STATED PROBLEM:
Can you transcribe the data exactly? Leave the pictures out.

RAW DATA:
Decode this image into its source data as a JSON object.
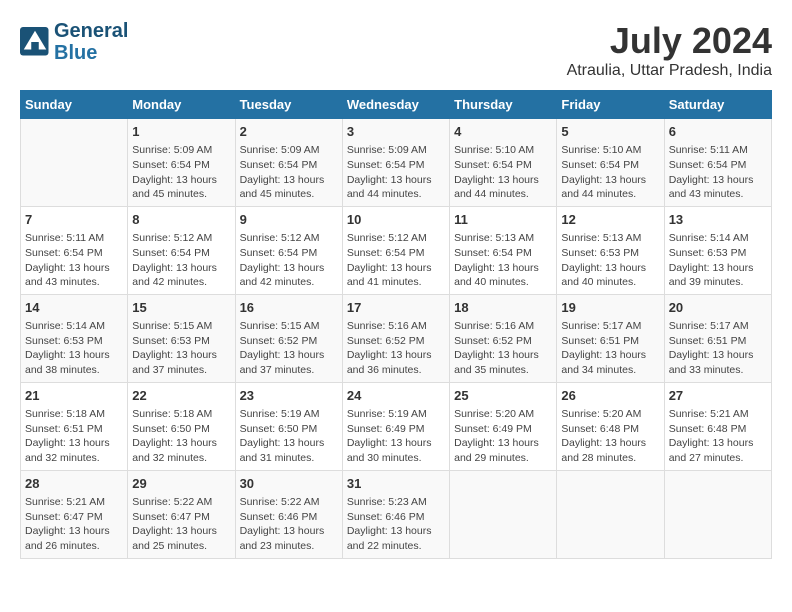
{
  "header": {
    "logo_line1": "General",
    "logo_line2": "Blue",
    "title": "July 2024",
    "subtitle": "Atraulia, Uttar Pradesh, India"
  },
  "days_of_week": [
    "Sunday",
    "Monday",
    "Tuesday",
    "Wednesday",
    "Thursday",
    "Friday",
    "Saturday"
  ],
  "weeks": [
    [
      {
        "day": "",
        "content": ""
      },
      {
        "day": "1",
        "content": "Sunrise: 5:09 AM\nSunset: 6:54 PM\nDaylight: 13 hours\nand 45 minutes."
      },
      {
        "day": "2",
        "content": "Sunrise: 5:09 AM\nSunset: 6:54 PM\nDaylight: 13 hours\nand 45 minutes."
      },
      {
        "day": "3",
        "content": "Sunrise: 5:09 AM\nSunset: 6:54 PM\nDaylight: 13 hours\nand 44 minutes."
      },
      {
        "day": "4",
        "content": "Sunrise: 5:10 AM\nSunset: 6:54 PM\nDaylight: 13 hours\nand 44 minutes."
      },
      {
        "day": "5",
        "content": "Sunrise: 5:10 AM\nSunset: 6:54 PM\nDaylight: 13 hours\nand 44 minutes."
      },
      {
        "day": "6",
        "content": "Sunrise: 5:11 AM\nSunset: 6:54 PM\nDaylight: 13 hours\nand 43 minutes."
      }
    ],
    [
      {
        "day": "7",
        "content": "Sunrise: 5:11 AM\nSunset: 6:54 PM\nDaylight: 13 hours\nand 43 minutes."
      },
      {
        "day": "8",
        "content": "Sunrise: 5:12 AM\nSunset: 6:54 PM\nDaylight: 13 hours\nand 42 minutes."
      },
      {
        "day": "9",
        "content": "Sunrise: 5:12 AM\nSunset: 6:54 PM\nDaylight: 13 hours\nand 42 minutes."
      },
      {
        "day": "10",
        "content": "Sunrise: 5:12 AM\nSunset: 6:54 PM\nDaylight: 13 hours\nand 41 minutes."
      },
      {
        "day": "11",
        "content": "Sunrise: 5:13 AM\nSunset: 6:54 PM\nDaylight: 13 hours\nand 40 minutes."
      },
      {
        "day": "12",
        "content": "Sunrise: 5:13 AM\nSunset: 6:53 PM\nDaylight: 13 hours\nand 40 minutes."
      },
      {
        "day": "13",
        "content": "Sunrise: 5:14 AM\nSunset: 6:53 PM\nDaylight: 13 hours\nand 39 minutes."
      }
    ],
    [
      {
        "day": "14",
        "content": "Sunrise: 5:14 AM\nSunset: 6:53 PM\nDaylight: 13 hours\nand 38 minutes."
      },
      {
        "day": "15",
        "content": "Sunrise: 5:15 AM\nSunset: 6:53 PM\nDaylight: 13 hours\nand 37 minutes."
      },
      {
        "day": "16",
        "content": "Sunrise: 5:15 AM\nSunset: 6:52 PM\nDaylight: 13 hours\nand 37 minutes."
      },
      {
        "day": "17",
        "content": "Sunrise: 5:16 AM\nSunset: 6:52 PM\nDaylight: 13 hours\nand 36 minutes."
      },
      {
        "day": "18",
        "content": "Sunrise: 5:16 AM\nSunset: 6:52 PM\nDaylight: 13 hours\nand 35 minutes."
      },
      {
        "day": "19",
        "content": "Sunrise: 5:17 AM\nSunset: 6:51 PM\nDaylight: 13 hours\nand 34 minutes."
      },
      {
        "day": "20",
        "content": "Sunrise: 5:17 AM\nSunset: 6:51 PM\nDaylight: 13 hours\nand 33 minutes."
      }
    ],
    [
      {
        "day": "21",
        "content": "Sunrise: 5:18 AM\nSunset: 6:51 PM\nDaylight: 13 hours\nand 32 minutes."
      },
      {
        "day": "22",
        "content": "Sunrise: 5:18 AM\nSunset: 6:50 PM\nDaylight: 13 hours\nand 32 minutes."
      },
      {
        "day": "23",
        "content": "Sunrise: 5:19 AM\nSunset: 6:50 PM\nDaylight: 13 hours\nand 31 minutes."
      },
      {
        "day": "24",
        "content": "Sunrise: 5:19 AM\nSunset: 6:49 PM\nDaylight: 13 hours\nand 30 minutes."
      },
      {
        "day": "25",
        "content": "Sunrise: 5:20 AM\nSunset: 6:49 PM\nDaylight: 13 hours\nand 29 minutes."
      },
      {
        "day": "26",
        "content": "Sunrise: 5:20 AM\nSunset: 6:48 PM\nDaylight: 13 hours\nand 28 minutes."
      },
      {
        "day": "27",
        "content": "Sunrise: 5:21 AM\nSunset: 6:48 PM\nDaylight: 13 hours\nand 27 minutes."
      }
    ],
    [
      {
        "day": "28",
        "content": "Sunrise: 5:21 AM\nSunset: 6:47 PM\nDaylight: 13 hours\nand 26 minutes."
      },
      {
        "day": "29",
        "content": "Sunrise: 5:22 AM\nSunset: 6:47 PM\nDaylight: 13 hours\nand 25 minutes."
      },
      {
        "day": "30",
        "content": "Sunrise: 5:22 AM\nSunset: 6:46 PM\nDaylight: 13 hours\nand 23 minutes."
      },
      {
        "day": "31",
        "content": "Sunrise: 5:23 AM\nSunset: 6:46 PM\nDaylight: 13 hours\nand 22 minutes."
      },
      {
        "day": "",
        "content": ""
      },
      {
        "day": "",
        "content": ""
      },
      {
        "day": "",
        "content": ""
      }
    ]
  ]
}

OUTPUT:
Decode this image into its source data as a JSON object.
{
  "header": {
    "logo_line1": "General",
    "logo_line2": "Blue",
    "title": "July 2024",
    "subtitle": "Atraulia, Uttar Pradesh, India"
  },
  "days_of_week": [
    "Sunday",
    "Monday",
    "Tuesday",
    "Wednesday",
    "Thursday",
    "Friday",
    "Saturday"
  ],
  "weeks": [
    [
      {
        "day": "",
        "content": ""
      },
      {
        "day": "1",
        "content": "Sunrise: 5:09 AM\nSunset: 6:54 PM\nDaylight: 13 hours\nand 45 minutes."
      },
      {
        "day": "2",
        "content": "Sunrise: 5:09 AM\nSunset: 6:54 PM\nDaylight: 13 hours\nand 45 minutes."
      },
      {
        "day": "3",
        "content": "Sunrise: 5:09 AM\nSunset: 6:54 PM\nDaylight: 13 hours\nand 44 minutes."
      },
      {
        "day": "4",
        "content": "Sunrise: 5:10 AM\nSunset: 6:54 PM\nDaylight: 13 hours\nand 44 minutes."
      },
      {
        "day": "5",
        "content": "Sunrise: 5:10 AM\nSunset: 6:54 PM\nDaylight: 13 hours\nand 44 minutes."
      },
      {
        "day": "6",
        "content": "Sunrise: 5:11 AM\nSunset: 6:54 PM\nDaylight: 13 hours\nand 43 minutes."
      }
    ],
    [
      {
        "day": "7",
        "content": "Sunrise: 5:11 AM\nSunset: 6:54 PM\nDaylight: 13 hours\nand 43 minutes."
      },
      {
        "day": "8",
        "content": "Sunrise: 5:12 AM\nSunset: 6:54 PM\nDaylight: 13 hours\nand 42 minutes."
      },
      {
        "day": "9",
        "content": "Sunrise: 5:12 AM\nSunset: 6:54 PM\nDaylight: 13 hours\nand 42 minutes."
      },
      {
        "day": "10",
        "content": "Sunrise: 5:12 AM\nSunset: 6:54 PM\nDaylight: 13 hours\nand 41 minutes."
      },
      {
        "day": "11",
        "content": "Sunrise: 5:13 AM\nSunset: 6:54 PM\nDaylight: 13 hours\nand 40 minutes."
      },
      {
        "day": "12",
        "content": "Sunrise: 5:13 AM\nSunset: 6:53 PM\nDaylight: 13 hours\nand 40 minutes."
      },
      {
        "day": "13",
        "content": "Sunrise: 5:14 AM\nSunset: 6:53 PM\nDaylight: 13 hours\nand 39 minutes."
      }
    ],
    [
      {
        "day": "14",
        "content": "Sunrise: 5:14 AM\nSunset: 6:53 PM\nDaylight: 13 hours\nand 38 minutes."
      },
      {
        "day": "15",
        "content": "Sunrise: 5:15 AM\nSunset: 6:53 PM\nDaylight: 13 hours\nand 37 minutes."
      },
      {
        "day": "16",
        "content": "Sunrise: 5:15 AM\nSunset: 6:52 PM\nDaylight: 13 hours\nand 37 minutes."
      },
      {
        "day": "17",
        "content": "Sunrise: 5:16 AM\nSunset: 6:52 PM\nDaylight: 13 hours\nand 36 minutes."
      },
      {
        "day": "18",
        "content": "Sunrise: 5:16 AM\nSunset: 6:52 PM\nDaylight: 13 hours\nand 35 minutes."
      },
      {
        "day": "19",
        "content": "Sunrise: 5:17 AM\nSunset: 6:51 PM\nDaylight: 13 hours\nand 34 minutes."
      },
      {
        "day": "20",
        "content": "Sunrise: 5:17 AM\nSunset: 6:51 PM\nDaylight: 13 hours\nand 33 minutes."
      }
    ],
    [
      {
        "day": "21",
        "content": "Sunrise: 5:18 AM\nSunset: 6:51 PM\nDaylight: 13 hours\nand 32 minutes."
      },
      {
        "day": "22",
        "content": "Sunrise: 5:18 AM\nSunset: 6:50 PM\nDaylight: 13 hours\nand 32 minutes."
      },
      {
        "day": "23",
        "content": "Sunrise: 5:19 AM\nSunset: 6:50 PM\nDaylight: 13 hours\nand 31 minutes."
      },
      {
        "day": "24",
        "content": "Sunrise: 5:19 AM\nSunset: 6:49 PM\nDaylight: 13 hours\nand 30 minutes."
      },
      {
        "day": "25",
        "content": "Sunrise: 5:20 AM\nSunset: 6:49 PM\nDaylight: 13 hours\nand 29 minutes."
      },
      {
        "day": "26",
        "content": "Sunrise: 5:20 AM\nSunset: 6:48 PM\nDaylight: 13 hours\nand 28 minutes."
      },
      {
        "day": "27",
        "content": "Sunrise: 5:21 AM\nSunset: 6:48 PM\nDaylight: 13 hours\nand 27 minutes."
      }
    ],
    [
      {
        "day": "28",
        "content": "Sunrise: 5:21 AM\nSunset: 6:47 PM\nDaylight: 13 hours\nand 26 minutes."
      },
      {
        "day": "29",
        "content": "Sunrise: 5:22 AM\nSunset: 6:47 PM\nDaylight: 13 hours\nand 25 minutes."
      },
      {
        "day": "30",
        "content": "Sunrise: 5:22 AM\nSunset: 6:46 PM\nDaylight: 13 hours\nand 23 minutes."
      },
      {
        "day": "31",
        "content": "Sunrise: 5:23 AM\nSunset: 6:46 PM\nDaylight: 13 hours\nand 22 minutes."
      },
      {
        "day": "",
        "content": ""
      },
      {
        "day": "",
        "content": ""
      },
      {
        "day": "",
        "content": ""
      }
    ]
  ]
}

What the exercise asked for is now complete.